■ **WHAT THE TASK ASKS**
Check each line of the listing below for the string "выплаты", and copy the ones that have it.

■ **RECORDED INFORMATION**
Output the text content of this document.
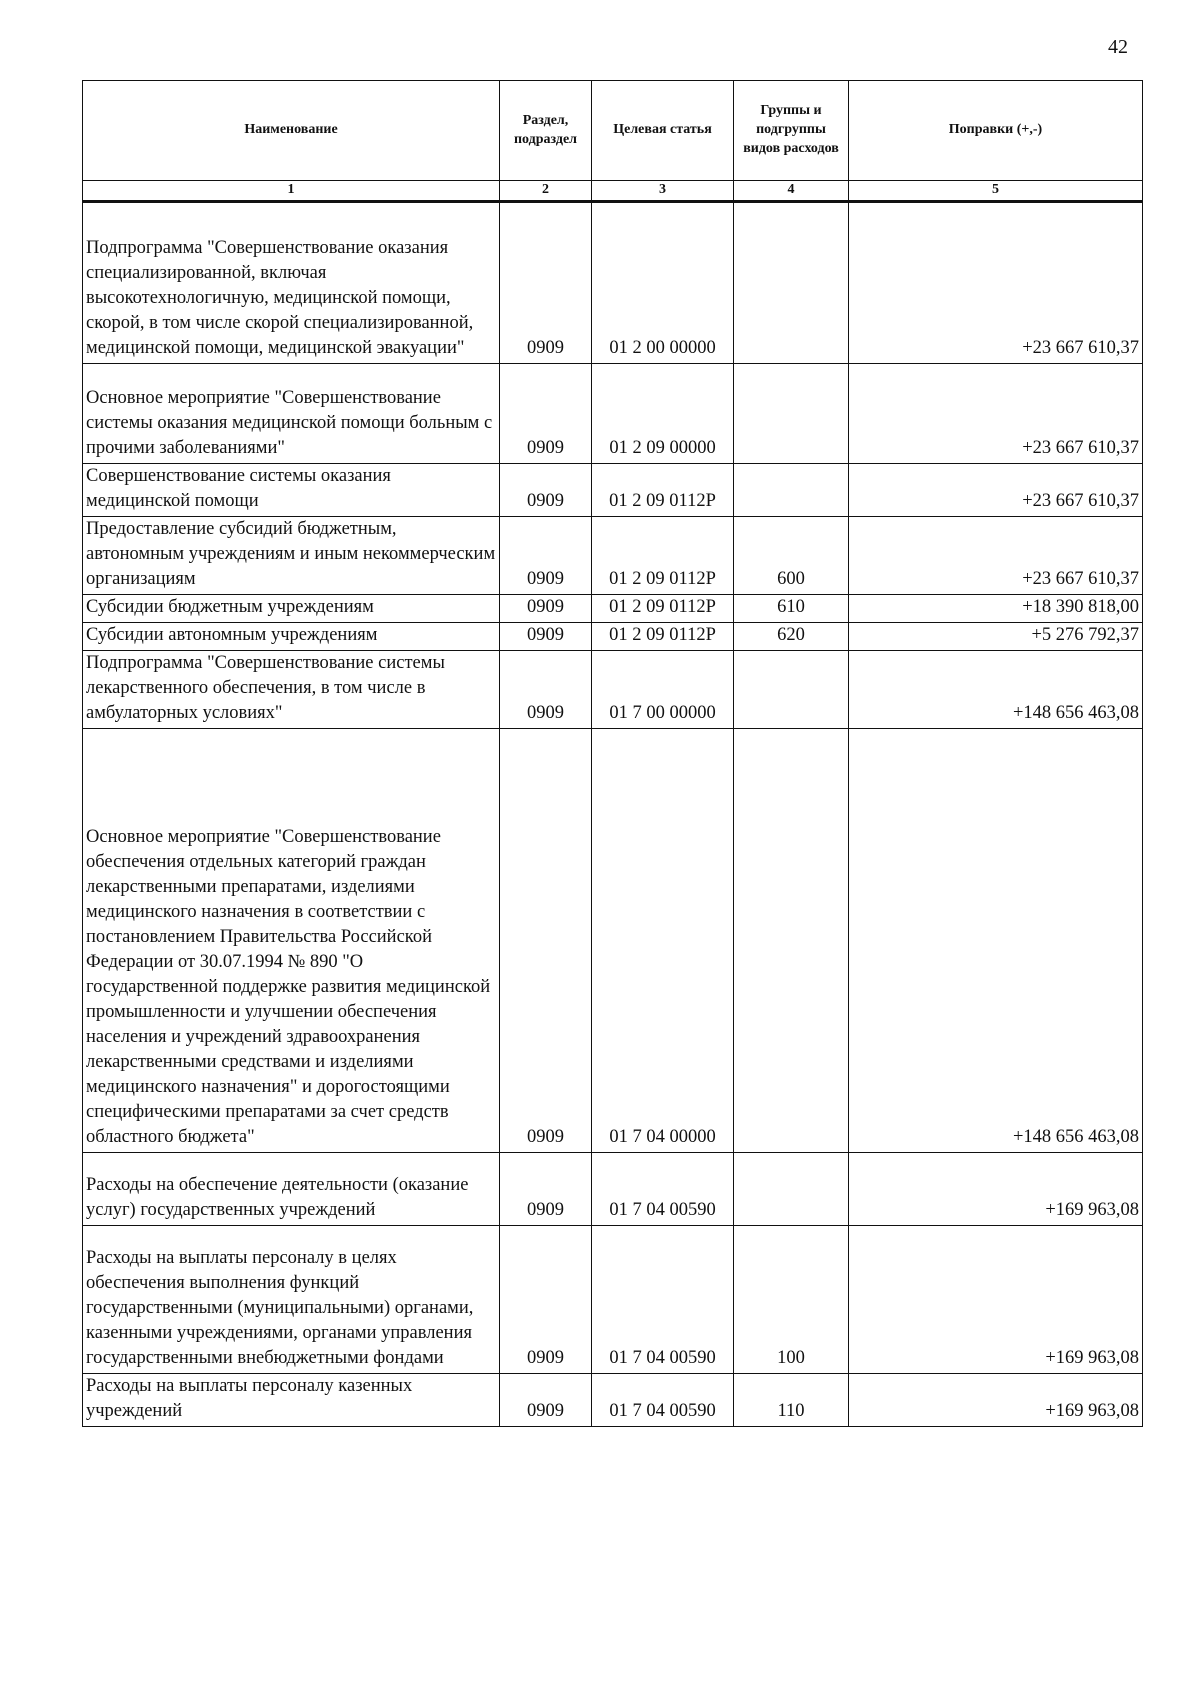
42
Наименование	Раздел, подраздел	Целевая статья	Группы и подгруппы видов расходов	Поправки (+,-)
1	2	3	4	5

Подпрограмма "Совершенствование оказания специализированной, включая высокотехнологичную, медицинской помощи, скорой, в том числе скорой специализированной, медицинской помощи, медицинской эвакуации"	0909	01 2 00 00000		+23 667 610,37

Основное мероприятие "Совершенствование системы оказания медицинской помощи больным с прочими заболеваниями"	0909	01 2 09 00000		+23 667 610,37
Совершенствование системы оказания медицинской помощи	0909	01 2 09 0112Р		+23 667 610,37
Предоставление субсидий бюджетным, автономным учреждениям и иным некоммерческим организациям	0909	01 2 09 0112Р	600	+23 667 610,37
Субсидии бюджетным учреждениям	0909	01 2 09 0112Р	610	+18 390 818,00
Субсидии автономным учреждениям	0909	01 2 09 0112Р	620	+5 276 792,37
Подпрограмма "Совершенствование системы лекарственного обеспечения, в том числе в амбулаторных условиях"	0909	01 7 00 00000		+148 656 463,08

Основное мероприятие "Совершенствование обеспечения отдельных категорий граждан лекарственными препаратами, изделиями медицинского назначения в соответствии с постановлением Правительства Российской Федерации от 30.07.1994 № 890 "О государственной поддержке развития медицинской промышленности и улучшении обеспечения населения и учреждений здравоохранения лекарственными средствами и изделиями медицинского назначения" и дорогостоящими специфическими препаратами за счет средств областного бюджета"	0909	01 7 04 00000		+148 656 463,08

Расходы на обеспечение деятельности (оказание услуг) государственных учреждений	0909	01 7 04 00590		+169 963,08

Расходы на выплаты персоналу в целях обеспечения выполнения функций государственными (муниципальными) органами, казенными учреждениями, органами управления государственными внебюджетными фондами	0909	01 7 04 00590	100	+169 963,08
Расходы на выплаты персоналу казенных учреждений	0909	01 7 04 00590	110	+169 963,08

■ **THE SOLUTION**
Расходы на выплаты персоналу в целях обеспечения выполнения функций государственными (муниципальными) органами, казенными учреждениями, органами управления государственными внебюджетными фондами	0909	01 7 04 00590	100	+169 963,08
Расходы на выплаты персоналу казенных учреждений	0909	01 7 04 00590	110	+169 963,08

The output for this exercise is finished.